> **Exercise directions**: Go through the data and copy every line exactly, but not the images.

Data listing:
────────────────────
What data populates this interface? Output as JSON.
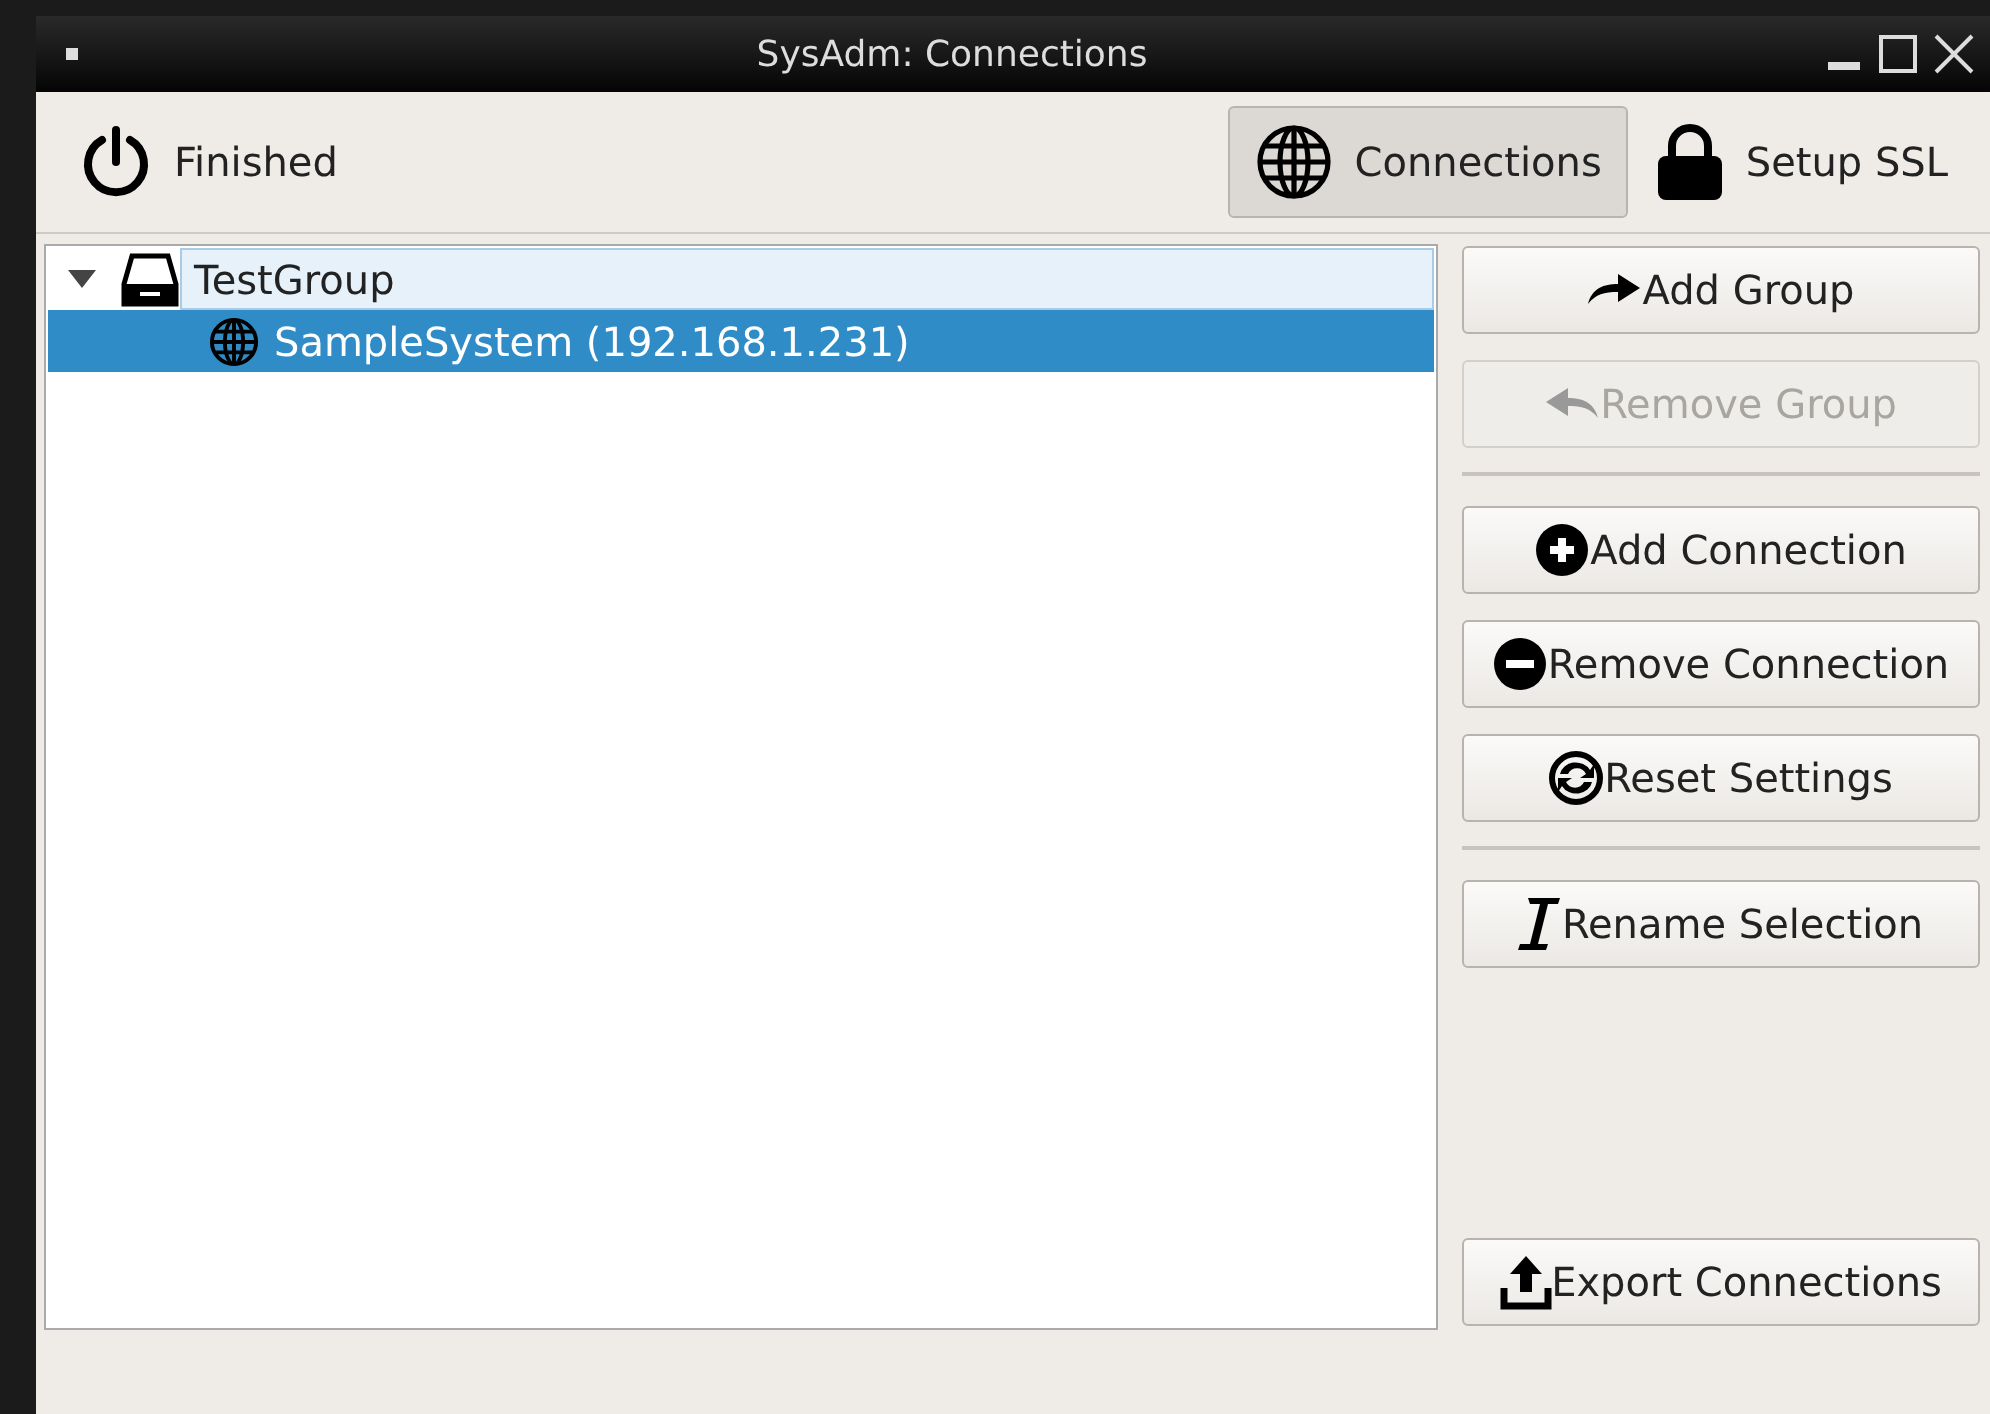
{
  "window": {
    "title": "SysAdm: Connections"
  },
  "toolbar": {
    "left": [
      {
        "label": "Finished",
        "kind": "power",
        "selected": false
      }
    ],
    "right": [
      {
        "label": "Connections",
        "kind": "globe",
        "selected": true
      },
      {
        "label": "Setup SSL",
        "kind": "lock",
        "selected": false
      }
    ]
  },
  "tree": [
    {
      "label": "TestGroup",
      "kind": "group",
      "expanded": true,
      "selected": false,
      "focused": true,
      "children": [
        {
          "label": "SampleSystem (192.168.1.231)",
          "kind": "system",
          "selected": true,
          "focused": false
        }
      ]
    }
  ],
  "button_groups": [
    [
      {
        "label": "Add Group",
        "kind": "add-group",
        "disabled": false
      },
      {
        "label": "Remove Group",
        "kind": "remove-group",
        "disabled": true
      }
    ],
    [
      {
        "label": "Add Connection",
        "kind": "add",
        "disabled": false
      },
      {
        "label": "Remove Connection",
        "kind": "remove",
        "disabled": false
      },
      {
        "label": "Reset Settings",
        "kind": "reset",
        "disabled": false
      }
    ],
    [
      {
        "label": "Rename Selection",
        "kind": "rename",
        "disabled": false
      }
    ]
  ],
  "bottom_button": {
    "label": "Export Connections",
    "kind": "export",
    "disabled": false
  }
}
────────────────────
> **Reply**:
What data populates this interface? Output as JSON.
{
  "window": {
    "title": "SysAdm: Connections"
  },
  "toolbar": {
    "left": [
      {
        "label": "Finished",
        "kind": "power",
        "selected": false
      }
    ],
    "right": [
      {
        "label": "Connections",
        "kind": "globe",
        "selected": true
      },
      {
        "label": "Setup SSL",
        "kind": "lock",
        "selected": false
      }
    ]
  },
  "tree": [
    {
      "label": "TestGroup",
      "kind": "group",
      "expanded": true,
      "selected": false,
      "focused": true,
      "children": [
        {
          "label": "SampleSystem (192.168.1.231)",
          "kind": "system",
          "selected": true,
          "focused": false
        }
      ]
    }
  ],
  "button_groups": [
    [
      {
        "label": "Add Group",
        "kind": "add-group",
        "disabled": false
      },
      {
        "label": "Remove Group",
        "kind": "remove-group",
        "disabled": true
      }
    ],
    [
      {
        "label": "Add Connection",
        "kind": "add",
        "disabled": false
      },
      {
        "label": "Remove Connection",
        "kind": "remove",
        "disabled": false
      },
      {
        "label": "Reset Settings",
        "kind": "reset",
        "disabled": false
      }
    ],
    [
      {
        "label": "Rename Selection",
        "kind": "rename",
        "disabled": false
      }
    ]
  ],
  "bottom_button": {
    "label": "Export Connections",
    "kind": "export",
    "disabled": false
  }
}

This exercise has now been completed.